* [GIVEN TASK]:
Only a number is wanted: how many lines in the records below contain "Pengurusan"?

* [EXERCISE MATERIAL]:
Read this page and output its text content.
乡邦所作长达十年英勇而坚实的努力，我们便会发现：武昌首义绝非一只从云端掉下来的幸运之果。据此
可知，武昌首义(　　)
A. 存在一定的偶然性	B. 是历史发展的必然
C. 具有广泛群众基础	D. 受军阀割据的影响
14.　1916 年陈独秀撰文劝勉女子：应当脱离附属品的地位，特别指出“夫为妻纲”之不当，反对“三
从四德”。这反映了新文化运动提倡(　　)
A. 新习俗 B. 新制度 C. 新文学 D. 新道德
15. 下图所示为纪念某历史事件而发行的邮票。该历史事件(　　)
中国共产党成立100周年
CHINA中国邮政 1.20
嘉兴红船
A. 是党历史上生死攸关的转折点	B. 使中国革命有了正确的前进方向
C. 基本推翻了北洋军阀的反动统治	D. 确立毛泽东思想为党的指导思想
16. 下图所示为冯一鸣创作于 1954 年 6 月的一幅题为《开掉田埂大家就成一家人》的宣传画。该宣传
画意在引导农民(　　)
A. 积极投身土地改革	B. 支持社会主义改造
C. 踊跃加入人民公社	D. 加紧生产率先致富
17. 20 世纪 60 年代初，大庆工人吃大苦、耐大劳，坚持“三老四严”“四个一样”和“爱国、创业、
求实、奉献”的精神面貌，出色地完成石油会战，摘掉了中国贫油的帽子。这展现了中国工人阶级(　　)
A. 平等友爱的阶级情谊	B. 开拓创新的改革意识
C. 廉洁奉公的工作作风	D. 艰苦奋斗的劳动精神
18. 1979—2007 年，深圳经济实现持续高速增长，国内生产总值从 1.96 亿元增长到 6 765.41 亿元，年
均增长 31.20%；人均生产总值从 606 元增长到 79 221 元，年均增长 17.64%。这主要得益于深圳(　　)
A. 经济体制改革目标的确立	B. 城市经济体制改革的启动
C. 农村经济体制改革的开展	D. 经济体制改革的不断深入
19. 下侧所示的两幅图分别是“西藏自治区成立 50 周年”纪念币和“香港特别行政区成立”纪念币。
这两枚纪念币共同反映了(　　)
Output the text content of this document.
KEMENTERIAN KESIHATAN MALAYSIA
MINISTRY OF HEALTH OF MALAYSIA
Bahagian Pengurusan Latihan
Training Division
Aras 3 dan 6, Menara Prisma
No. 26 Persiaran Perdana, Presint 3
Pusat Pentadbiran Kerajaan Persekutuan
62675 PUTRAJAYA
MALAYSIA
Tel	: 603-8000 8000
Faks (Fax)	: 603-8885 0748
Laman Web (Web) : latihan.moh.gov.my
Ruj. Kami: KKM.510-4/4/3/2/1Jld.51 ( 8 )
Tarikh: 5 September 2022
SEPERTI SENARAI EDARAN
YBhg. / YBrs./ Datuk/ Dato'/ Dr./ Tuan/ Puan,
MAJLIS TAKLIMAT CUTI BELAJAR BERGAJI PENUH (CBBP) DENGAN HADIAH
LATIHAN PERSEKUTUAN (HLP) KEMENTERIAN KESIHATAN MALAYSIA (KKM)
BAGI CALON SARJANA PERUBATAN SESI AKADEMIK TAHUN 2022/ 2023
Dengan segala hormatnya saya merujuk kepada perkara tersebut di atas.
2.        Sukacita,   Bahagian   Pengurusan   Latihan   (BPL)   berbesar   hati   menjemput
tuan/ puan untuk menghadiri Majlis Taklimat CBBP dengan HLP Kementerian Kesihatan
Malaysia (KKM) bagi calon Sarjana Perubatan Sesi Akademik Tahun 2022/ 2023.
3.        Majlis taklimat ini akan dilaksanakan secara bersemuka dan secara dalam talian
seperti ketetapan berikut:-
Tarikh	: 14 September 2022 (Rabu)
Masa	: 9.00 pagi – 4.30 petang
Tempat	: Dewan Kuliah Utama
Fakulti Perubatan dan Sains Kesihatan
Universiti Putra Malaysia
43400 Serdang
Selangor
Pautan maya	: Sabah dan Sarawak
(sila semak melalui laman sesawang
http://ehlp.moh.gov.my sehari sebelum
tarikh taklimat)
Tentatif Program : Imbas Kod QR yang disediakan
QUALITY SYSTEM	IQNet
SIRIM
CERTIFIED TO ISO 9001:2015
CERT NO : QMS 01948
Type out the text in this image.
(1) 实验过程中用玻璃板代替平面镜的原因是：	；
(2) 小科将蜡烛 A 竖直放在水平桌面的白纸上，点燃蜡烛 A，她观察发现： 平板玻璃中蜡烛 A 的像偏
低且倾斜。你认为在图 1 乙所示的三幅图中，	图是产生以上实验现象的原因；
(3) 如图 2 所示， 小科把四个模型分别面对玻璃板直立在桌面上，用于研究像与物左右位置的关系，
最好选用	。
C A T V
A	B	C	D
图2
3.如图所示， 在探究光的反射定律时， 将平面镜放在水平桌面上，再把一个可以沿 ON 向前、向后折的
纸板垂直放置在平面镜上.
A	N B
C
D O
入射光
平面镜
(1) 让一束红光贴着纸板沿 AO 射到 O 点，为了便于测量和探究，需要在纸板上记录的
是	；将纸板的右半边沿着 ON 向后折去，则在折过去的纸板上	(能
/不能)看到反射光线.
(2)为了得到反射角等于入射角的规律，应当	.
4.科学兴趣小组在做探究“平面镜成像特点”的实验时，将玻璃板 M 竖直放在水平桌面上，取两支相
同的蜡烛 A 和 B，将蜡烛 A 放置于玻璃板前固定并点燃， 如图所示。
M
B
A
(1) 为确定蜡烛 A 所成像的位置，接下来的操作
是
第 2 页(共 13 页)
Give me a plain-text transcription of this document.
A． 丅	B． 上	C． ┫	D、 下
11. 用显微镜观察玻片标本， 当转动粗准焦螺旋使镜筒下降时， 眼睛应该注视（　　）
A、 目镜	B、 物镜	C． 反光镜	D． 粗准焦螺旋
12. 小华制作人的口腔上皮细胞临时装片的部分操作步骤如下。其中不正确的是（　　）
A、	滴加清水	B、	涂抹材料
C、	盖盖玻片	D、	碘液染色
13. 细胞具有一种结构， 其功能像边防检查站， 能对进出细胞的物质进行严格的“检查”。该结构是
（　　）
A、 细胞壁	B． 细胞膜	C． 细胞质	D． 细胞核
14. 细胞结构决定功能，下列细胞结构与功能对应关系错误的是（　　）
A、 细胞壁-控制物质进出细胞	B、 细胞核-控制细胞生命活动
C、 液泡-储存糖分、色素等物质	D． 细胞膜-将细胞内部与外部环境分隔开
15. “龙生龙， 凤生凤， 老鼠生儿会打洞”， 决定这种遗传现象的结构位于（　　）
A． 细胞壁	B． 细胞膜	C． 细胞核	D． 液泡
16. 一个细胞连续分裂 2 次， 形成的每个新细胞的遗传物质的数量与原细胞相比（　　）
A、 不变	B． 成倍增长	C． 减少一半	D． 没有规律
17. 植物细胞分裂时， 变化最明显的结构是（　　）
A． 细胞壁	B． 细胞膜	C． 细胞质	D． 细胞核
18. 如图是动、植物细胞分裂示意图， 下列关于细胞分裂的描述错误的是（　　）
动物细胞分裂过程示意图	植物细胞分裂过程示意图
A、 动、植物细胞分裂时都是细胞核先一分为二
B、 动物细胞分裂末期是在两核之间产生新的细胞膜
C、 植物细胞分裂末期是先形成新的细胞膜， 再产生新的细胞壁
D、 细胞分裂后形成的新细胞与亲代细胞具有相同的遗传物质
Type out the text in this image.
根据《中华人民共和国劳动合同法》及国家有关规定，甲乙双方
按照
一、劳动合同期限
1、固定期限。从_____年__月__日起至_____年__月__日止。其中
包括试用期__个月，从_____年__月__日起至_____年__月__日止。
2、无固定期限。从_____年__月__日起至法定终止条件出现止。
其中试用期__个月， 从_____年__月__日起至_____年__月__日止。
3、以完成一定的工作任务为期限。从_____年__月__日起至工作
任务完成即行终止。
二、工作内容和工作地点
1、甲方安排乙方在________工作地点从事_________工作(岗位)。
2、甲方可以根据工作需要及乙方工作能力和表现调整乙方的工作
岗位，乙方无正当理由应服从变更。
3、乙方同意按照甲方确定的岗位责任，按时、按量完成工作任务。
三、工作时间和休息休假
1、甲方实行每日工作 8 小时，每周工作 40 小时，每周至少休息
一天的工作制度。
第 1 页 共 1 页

* [WRITTEN SOLUTION]:
2